Hunt for the word "FFFFFF" across the entries below, copying each line that holds it.

- _Exercise data_
(begin)
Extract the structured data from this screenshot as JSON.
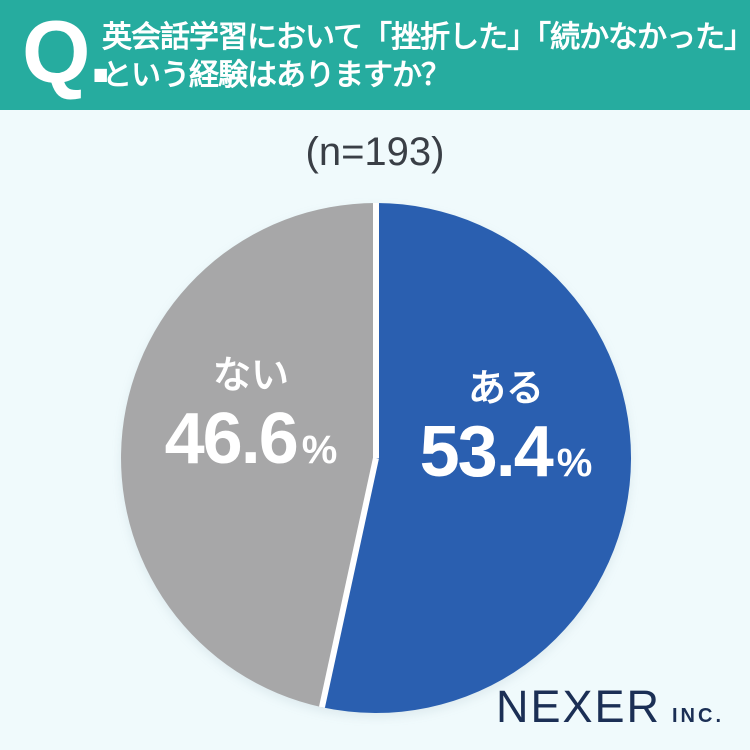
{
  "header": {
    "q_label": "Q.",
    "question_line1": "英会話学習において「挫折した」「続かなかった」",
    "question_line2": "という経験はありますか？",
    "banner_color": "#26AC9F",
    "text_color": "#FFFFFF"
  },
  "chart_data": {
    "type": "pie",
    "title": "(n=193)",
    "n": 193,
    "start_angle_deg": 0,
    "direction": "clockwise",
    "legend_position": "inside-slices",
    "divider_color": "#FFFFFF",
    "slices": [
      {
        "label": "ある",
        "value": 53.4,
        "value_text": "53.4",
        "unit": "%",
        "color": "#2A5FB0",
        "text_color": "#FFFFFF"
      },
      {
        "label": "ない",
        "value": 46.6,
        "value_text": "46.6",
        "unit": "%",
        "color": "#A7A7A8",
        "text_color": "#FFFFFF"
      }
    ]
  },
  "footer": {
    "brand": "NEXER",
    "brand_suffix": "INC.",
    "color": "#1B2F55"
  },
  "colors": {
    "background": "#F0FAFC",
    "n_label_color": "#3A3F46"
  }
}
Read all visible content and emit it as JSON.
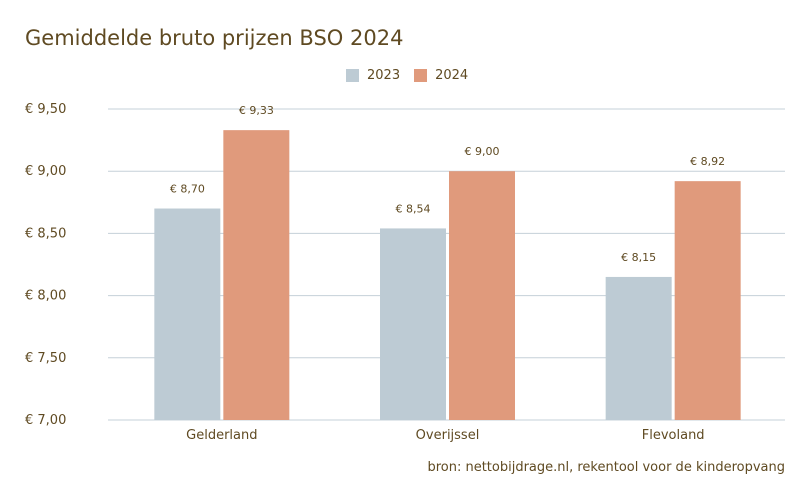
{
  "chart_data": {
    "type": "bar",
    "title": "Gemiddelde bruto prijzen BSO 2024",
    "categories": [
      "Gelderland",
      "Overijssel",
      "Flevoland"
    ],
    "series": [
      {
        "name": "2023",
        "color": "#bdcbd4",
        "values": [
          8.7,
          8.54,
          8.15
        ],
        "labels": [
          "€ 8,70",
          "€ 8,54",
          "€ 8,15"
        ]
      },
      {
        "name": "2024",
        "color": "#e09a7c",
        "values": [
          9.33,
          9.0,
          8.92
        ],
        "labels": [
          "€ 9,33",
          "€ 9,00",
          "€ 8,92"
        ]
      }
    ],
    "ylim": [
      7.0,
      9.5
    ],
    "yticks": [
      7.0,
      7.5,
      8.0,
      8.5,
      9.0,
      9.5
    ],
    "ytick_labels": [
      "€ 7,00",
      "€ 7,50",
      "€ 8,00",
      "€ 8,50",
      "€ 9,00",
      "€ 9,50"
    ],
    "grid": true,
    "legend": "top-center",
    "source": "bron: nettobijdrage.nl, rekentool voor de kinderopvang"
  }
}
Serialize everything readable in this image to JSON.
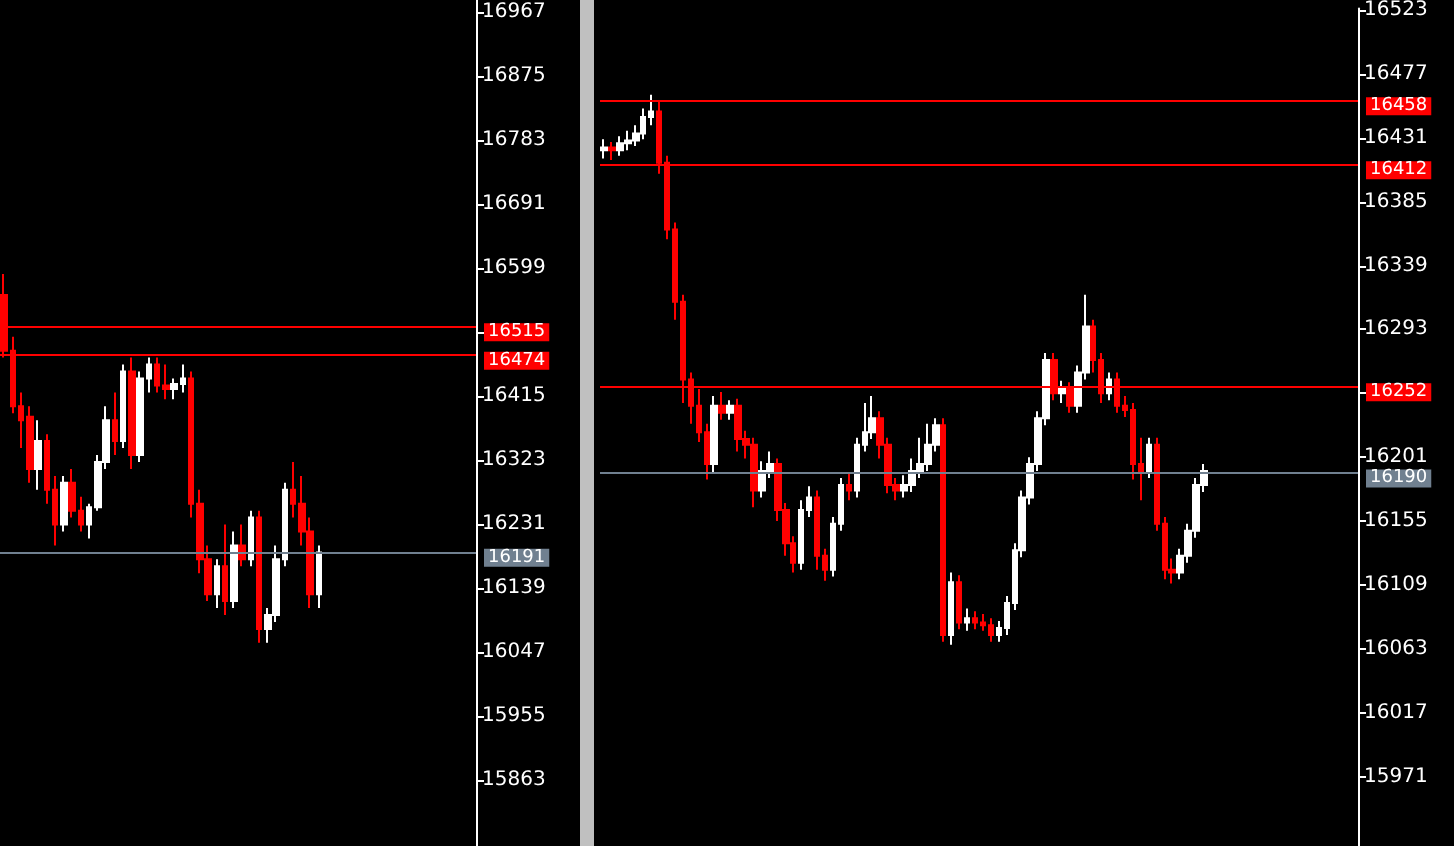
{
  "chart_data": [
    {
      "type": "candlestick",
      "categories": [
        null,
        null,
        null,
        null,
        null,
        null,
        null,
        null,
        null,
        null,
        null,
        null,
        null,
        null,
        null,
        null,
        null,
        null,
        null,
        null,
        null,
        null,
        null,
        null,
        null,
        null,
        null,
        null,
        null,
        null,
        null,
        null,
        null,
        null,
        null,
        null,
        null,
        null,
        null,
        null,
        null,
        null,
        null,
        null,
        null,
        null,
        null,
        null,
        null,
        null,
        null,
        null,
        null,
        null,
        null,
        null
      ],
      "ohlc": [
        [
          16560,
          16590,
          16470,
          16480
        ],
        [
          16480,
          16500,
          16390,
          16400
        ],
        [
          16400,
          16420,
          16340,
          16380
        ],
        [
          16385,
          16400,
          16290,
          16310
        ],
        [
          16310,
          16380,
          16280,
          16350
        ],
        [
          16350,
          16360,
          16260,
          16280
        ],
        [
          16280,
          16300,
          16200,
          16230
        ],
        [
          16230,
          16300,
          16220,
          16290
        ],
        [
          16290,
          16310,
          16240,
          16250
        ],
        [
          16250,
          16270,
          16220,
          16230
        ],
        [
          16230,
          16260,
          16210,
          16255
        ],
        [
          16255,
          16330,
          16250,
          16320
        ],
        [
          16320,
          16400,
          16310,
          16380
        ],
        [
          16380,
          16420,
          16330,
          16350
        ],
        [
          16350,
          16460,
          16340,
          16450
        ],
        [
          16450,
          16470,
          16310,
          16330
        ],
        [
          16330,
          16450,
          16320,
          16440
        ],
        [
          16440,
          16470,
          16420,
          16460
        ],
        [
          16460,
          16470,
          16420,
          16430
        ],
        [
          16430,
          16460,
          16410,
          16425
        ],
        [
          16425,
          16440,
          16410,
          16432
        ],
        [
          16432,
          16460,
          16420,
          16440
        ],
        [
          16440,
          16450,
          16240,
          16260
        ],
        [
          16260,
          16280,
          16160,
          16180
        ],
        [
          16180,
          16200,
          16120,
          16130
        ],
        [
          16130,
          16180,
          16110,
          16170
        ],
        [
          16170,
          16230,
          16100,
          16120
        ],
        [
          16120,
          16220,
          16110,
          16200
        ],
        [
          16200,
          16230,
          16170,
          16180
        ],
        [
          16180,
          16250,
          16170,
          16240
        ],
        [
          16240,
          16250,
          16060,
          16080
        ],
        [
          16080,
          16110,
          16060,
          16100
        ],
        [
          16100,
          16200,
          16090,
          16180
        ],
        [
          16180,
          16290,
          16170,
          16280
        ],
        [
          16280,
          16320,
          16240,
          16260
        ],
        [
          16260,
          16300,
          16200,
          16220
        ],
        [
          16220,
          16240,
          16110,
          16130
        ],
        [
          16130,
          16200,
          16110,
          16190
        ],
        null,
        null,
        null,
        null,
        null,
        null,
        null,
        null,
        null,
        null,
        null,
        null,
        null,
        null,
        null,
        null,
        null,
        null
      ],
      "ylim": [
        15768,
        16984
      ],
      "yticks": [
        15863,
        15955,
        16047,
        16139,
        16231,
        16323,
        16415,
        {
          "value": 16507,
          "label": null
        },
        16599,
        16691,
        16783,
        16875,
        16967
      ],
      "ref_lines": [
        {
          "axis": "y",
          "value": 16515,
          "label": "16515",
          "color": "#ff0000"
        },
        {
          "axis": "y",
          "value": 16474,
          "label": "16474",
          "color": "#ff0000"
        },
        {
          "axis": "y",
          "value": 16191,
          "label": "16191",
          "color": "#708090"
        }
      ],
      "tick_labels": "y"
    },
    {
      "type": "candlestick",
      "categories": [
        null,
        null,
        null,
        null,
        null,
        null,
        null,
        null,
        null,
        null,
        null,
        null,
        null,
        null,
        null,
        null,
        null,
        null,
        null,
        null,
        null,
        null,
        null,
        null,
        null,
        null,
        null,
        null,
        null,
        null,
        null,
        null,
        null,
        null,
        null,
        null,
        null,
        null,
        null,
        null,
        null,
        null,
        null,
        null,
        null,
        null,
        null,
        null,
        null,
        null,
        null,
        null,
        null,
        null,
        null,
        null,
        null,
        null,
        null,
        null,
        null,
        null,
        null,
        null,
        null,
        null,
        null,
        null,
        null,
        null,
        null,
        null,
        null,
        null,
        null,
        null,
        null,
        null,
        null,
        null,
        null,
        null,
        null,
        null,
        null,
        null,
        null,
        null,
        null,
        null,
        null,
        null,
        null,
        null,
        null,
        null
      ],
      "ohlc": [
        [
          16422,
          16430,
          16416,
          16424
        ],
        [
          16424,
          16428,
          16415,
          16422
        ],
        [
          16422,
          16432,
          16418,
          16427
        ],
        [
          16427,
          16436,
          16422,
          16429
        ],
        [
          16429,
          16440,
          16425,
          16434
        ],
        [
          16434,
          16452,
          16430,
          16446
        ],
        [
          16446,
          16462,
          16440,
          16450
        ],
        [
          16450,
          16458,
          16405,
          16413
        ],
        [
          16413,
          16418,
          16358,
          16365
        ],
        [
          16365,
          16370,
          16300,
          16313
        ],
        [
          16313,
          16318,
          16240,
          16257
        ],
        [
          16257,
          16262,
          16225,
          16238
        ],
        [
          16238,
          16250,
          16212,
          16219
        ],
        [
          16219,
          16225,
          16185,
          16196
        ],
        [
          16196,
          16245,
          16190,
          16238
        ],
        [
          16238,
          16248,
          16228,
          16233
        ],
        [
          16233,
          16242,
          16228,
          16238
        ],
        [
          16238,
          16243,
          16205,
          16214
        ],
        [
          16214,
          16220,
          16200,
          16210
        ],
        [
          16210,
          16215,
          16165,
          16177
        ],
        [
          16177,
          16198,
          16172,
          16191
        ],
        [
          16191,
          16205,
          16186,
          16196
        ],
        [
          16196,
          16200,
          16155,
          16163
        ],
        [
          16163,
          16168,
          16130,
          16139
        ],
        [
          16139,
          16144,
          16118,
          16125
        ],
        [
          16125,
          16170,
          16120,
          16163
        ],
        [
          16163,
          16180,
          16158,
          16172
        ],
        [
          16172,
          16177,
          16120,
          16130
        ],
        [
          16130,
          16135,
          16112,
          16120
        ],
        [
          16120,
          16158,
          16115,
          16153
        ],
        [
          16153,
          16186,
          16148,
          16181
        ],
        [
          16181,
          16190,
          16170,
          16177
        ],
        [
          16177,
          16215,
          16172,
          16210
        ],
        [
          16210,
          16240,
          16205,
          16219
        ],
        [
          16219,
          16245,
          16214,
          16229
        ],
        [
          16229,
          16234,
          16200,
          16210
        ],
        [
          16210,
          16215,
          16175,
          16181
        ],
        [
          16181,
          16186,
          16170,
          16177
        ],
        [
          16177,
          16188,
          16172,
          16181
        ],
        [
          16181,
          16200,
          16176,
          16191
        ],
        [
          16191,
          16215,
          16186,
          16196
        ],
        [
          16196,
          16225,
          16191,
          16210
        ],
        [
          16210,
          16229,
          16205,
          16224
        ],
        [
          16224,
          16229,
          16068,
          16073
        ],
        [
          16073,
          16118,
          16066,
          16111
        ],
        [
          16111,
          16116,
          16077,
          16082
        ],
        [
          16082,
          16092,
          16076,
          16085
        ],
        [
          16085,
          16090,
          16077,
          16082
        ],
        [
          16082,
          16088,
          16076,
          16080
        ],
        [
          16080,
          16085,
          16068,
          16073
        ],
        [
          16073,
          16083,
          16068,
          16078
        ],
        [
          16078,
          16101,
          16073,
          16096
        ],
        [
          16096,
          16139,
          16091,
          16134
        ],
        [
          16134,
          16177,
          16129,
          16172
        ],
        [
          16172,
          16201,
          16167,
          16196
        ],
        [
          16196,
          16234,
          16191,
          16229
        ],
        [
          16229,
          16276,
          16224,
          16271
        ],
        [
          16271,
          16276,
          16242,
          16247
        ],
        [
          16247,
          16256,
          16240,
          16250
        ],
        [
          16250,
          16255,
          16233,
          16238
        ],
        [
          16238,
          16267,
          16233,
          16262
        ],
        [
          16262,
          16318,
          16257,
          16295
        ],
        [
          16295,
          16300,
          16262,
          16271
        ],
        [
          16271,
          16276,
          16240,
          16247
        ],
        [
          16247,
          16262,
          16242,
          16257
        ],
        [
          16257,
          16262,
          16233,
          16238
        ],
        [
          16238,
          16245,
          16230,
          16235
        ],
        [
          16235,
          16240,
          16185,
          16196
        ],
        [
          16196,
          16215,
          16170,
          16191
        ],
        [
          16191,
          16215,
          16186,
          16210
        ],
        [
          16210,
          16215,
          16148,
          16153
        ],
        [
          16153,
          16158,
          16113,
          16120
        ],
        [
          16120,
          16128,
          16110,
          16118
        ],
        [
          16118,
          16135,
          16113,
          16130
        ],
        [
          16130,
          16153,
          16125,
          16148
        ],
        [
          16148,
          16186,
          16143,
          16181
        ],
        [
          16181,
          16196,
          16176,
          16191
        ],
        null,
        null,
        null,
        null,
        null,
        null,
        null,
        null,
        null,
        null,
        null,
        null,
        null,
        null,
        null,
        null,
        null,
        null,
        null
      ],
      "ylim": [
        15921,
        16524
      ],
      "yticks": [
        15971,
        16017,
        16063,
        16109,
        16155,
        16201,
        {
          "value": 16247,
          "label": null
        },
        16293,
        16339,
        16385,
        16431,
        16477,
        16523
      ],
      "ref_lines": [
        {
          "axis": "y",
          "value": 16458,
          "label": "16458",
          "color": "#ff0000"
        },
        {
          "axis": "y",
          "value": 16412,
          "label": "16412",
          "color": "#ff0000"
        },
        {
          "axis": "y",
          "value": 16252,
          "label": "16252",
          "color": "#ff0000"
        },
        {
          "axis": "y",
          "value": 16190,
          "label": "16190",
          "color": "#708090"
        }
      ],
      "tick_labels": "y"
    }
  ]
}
(end)
- _Final result_
    "text_color": "#FFFFFF"
    "divider_color": "#FFFFFF",
        "text_color": "#FFFFFF"
        "text_color": "#FFFFFF"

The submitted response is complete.